(Dataset items)
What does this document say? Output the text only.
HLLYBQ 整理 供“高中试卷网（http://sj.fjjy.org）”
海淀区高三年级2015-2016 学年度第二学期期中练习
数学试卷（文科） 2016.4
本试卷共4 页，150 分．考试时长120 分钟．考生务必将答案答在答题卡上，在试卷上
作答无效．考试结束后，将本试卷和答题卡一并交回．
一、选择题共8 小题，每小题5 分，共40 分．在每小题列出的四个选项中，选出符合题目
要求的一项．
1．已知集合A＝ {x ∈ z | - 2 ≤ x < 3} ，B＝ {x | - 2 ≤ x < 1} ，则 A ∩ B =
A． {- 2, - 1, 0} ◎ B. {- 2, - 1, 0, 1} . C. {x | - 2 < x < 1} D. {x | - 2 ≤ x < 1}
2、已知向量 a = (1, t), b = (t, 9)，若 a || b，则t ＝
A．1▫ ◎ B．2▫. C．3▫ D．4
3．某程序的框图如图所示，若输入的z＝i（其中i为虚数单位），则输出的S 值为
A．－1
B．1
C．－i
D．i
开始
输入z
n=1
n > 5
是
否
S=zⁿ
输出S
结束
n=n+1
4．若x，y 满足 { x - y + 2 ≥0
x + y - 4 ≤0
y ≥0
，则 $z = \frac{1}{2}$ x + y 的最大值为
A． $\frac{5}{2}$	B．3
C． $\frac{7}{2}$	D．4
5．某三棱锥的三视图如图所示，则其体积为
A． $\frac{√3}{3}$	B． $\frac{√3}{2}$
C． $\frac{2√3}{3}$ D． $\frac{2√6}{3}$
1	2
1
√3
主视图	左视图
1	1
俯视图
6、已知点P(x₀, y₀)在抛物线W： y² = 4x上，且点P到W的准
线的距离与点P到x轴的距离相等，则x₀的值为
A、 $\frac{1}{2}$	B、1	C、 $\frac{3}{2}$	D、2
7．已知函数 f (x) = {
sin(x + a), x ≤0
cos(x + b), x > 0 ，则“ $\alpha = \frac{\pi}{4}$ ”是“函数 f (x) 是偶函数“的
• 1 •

The task
Copy each line from the data above that includes "frac".

Answer in full
，则 $z = \frac{1}{2}$ x + y 的最大值为
A． $\frac{5}{2}$	B．3
C． $\frac{7}{2}$	D．4
A． $\frac{√3}{3}$	B． $\frac{√3}{2}$
C． $\frac{2√3}{3}$ D． $\frac{2√6}{3}$
A、 $\frac{1}{2}$	B、1	C、 $\frac{3}{2}$	D、2
cos(x + b), x > 0 ，则“ $\alpha = \frac{\pi}{4}$ ”是“函数 f (x) 是偶函数“的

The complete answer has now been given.